● **Data shown**:
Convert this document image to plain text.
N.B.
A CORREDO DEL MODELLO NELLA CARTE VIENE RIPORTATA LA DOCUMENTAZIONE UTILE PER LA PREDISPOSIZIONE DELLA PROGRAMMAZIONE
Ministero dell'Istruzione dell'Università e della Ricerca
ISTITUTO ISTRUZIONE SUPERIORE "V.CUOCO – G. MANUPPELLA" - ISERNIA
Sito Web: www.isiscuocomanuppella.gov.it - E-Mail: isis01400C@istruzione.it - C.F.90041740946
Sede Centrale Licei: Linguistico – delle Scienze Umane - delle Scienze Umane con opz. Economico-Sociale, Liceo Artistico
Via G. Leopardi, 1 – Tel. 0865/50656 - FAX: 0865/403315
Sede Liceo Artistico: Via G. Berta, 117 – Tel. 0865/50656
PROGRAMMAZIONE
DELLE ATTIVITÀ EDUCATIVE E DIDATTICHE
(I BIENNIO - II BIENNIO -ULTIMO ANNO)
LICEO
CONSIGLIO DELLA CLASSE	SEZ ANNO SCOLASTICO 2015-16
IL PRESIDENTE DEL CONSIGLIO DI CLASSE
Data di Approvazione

● **Exercise requirements**:
Without changing a word, restate the whole listing.

● **Completed task**:
Convert this document image to plain text.
N.B.
A CORREDO DEL MODELLO NELLA CARTE VIENE RIPORTATA LA DOCUMENTAZIONE UTILE PER LA PREDISPOSIZIONE DELLA PROGRAMMAZIONE
Ministero dell'Istruzione dell'Università e della Ricerca
ISTITUTO ISTRUZIONE SUPERIORE "V.CUOCO – G. MANUPPELLA" - ISERNIA
Sito Web: www.isiscuocomanuppella.gov.it - E-Mail: isis01400C@istruzione.it - C.F.90041740946
Sede Centrale Licei: Linguistico – delle Scienze Umane - delle Scienze Umane con opz. Economico-Sociale, Liceo Artistico
Via G. Leopardi, 1 – Tel. 0865/50656 - FAX: 0865/403315
Sede Liceo Artistico: Via G. Berta, 117 – Tel. 0865/50656
PROGRAMMAZIONE
DELLE ATTIVITÀ EDUCATIVE E DIDATTICHE
(I BIENNIO - II BIENNIO -ULTIMO ANNO)
LICEO
CONSIGLIO DELLA CLASSE	SEZ ANNO SCOLASTICO 2015-16
IL PRESIDENTE DEL CONSIGLIO DI CLASSE
Data di Approvazione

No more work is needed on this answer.